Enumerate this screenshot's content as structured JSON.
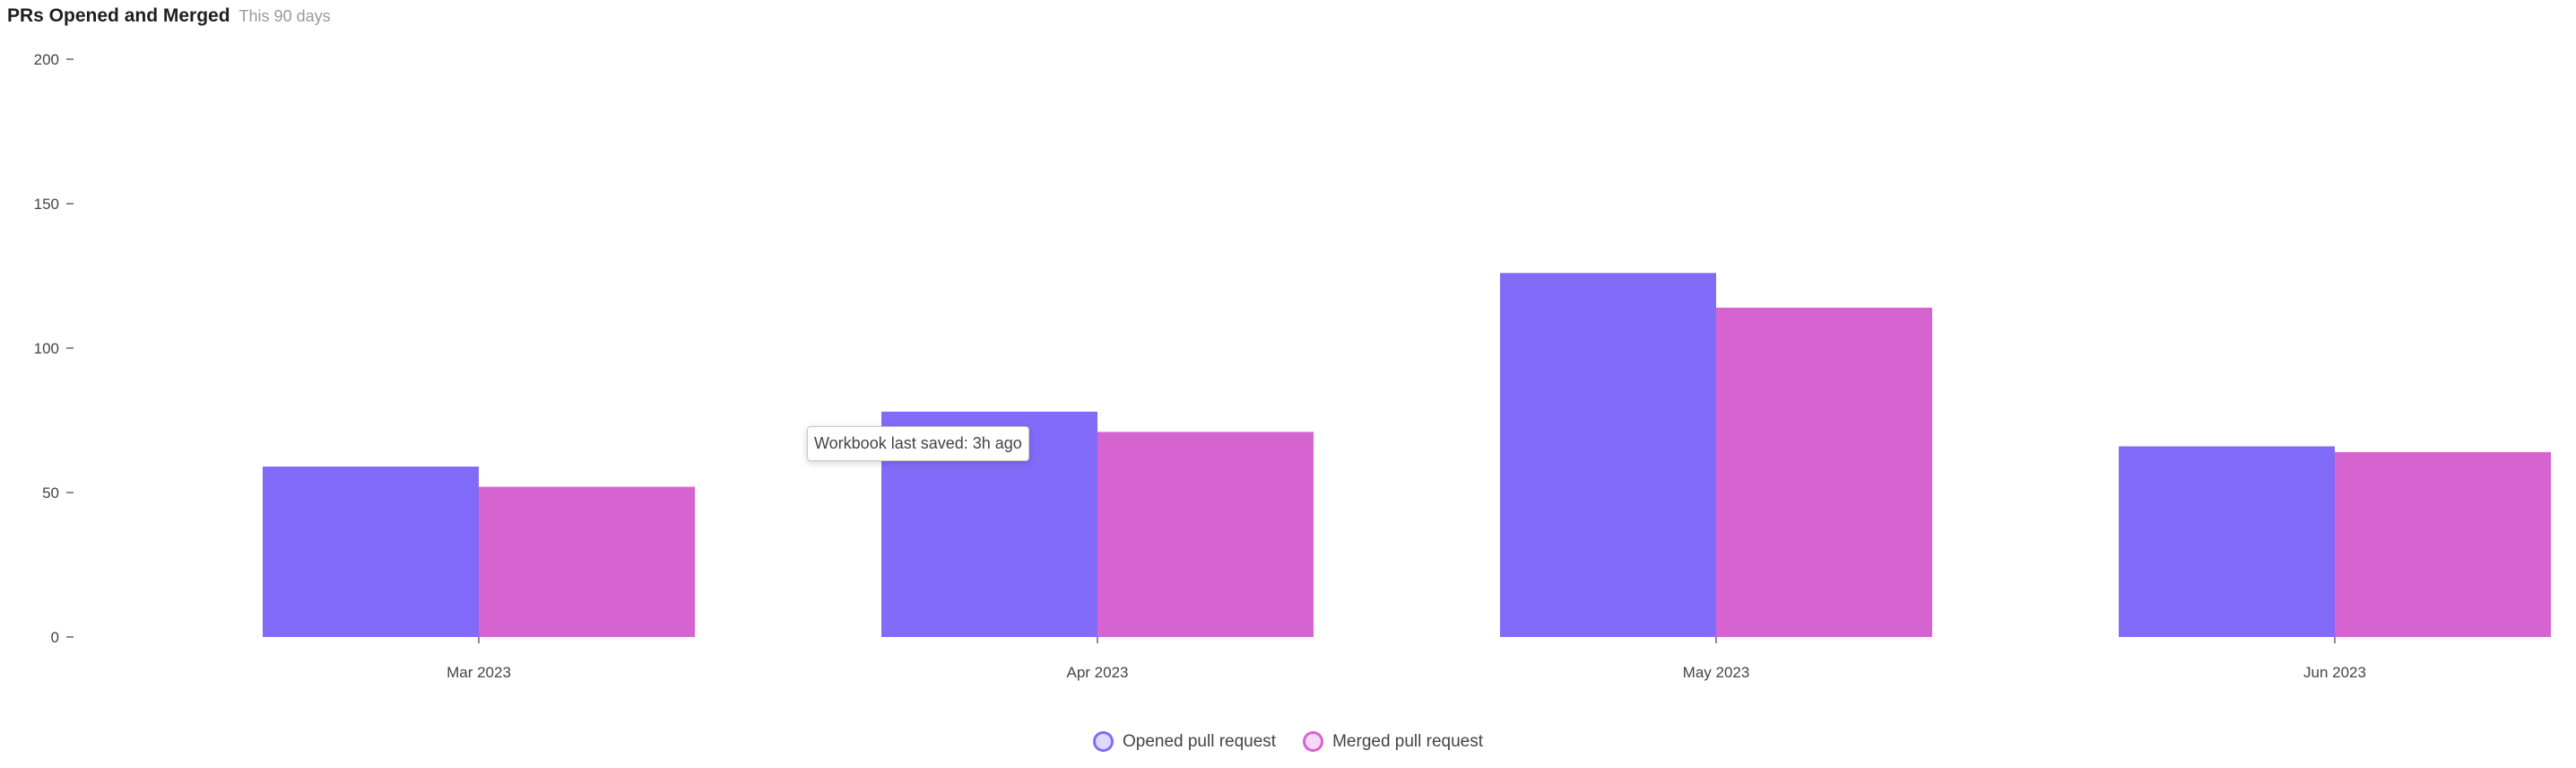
{
  "header": {
    "title": "PRs Opened and Merged",
    "subtitle": "This 90 days"
  },
  "tooltip": {
    "text": "Workbook last saved: 3h ago"
  },
  "chart_data": {
    "type": "bar",
    "categories": [
      "Mar 2023",
      "Apr 2023",
      "May 2023",
      "Jun 2023"
    ],
    "series": [
      {
        "name": "Opened pull request",
        "values": [
          59,
          78,
          126,
          66
        ],
        "color": "#836bfa",
        "legend_fill": "#ddd8fe",
        "legend_stroke": "#836bfa"
      },
      {
        "name": "Merged pull request",
        "values": [
          52,
          71,
          114,
          64
        ],
        "color": "#d664d0",
        "legend_fill": "#f6d9f4",
        "legend_stroke": "#d664d0"
      }
    ],
    "ylim": [
      0,
      200
    ],
    "yticks": [
      0,
      50,
      100,
      150,
      200
    ],
    "legend_position": "bottom-center",
    "grid": false
  }
}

Problem -
Reproduce the entries above exactly. Do not include the images.

Written answer -
Enumerate this screenshot's content as structured JSON.
{
  "header": {
    "title": "PRs Opened and Merged",
    "subtitle": "This 90 days"
  },
  "tooltip": {
    "text": "Workbook last saved: 3h ago"
  },
  "chart_data": {
    "type": "bar",
    "categories": [
      "Mar 2023",
      "Apr 2023",
      "May 2023",
      "Jun 2023"
    ],
    "series": [
      {
        "name": "Opened pull request",
        "values": [
          59,
          78,
          126,
          66
        ],
        "color": "#836bfa",
        "legend_fill": "#ddd8fe",
        "legend_stroke": "#836bfa"
      },
      {
        "name": "Merged pull request",
        "values": [
          52,
          71,
          114,
          64
        ],
        "color": "#d664d0",
        "legend_fill": "#f6d9f4",
        "legend_stroke": "#d664d0"
      }
    ],
    "ylim": [
      0,
      200
    ],
    "yticks": [
      0,
      50,
      100,
      150,
      200
    ],
    "legend_position": "bottom-center",
    "grid": false
  }
}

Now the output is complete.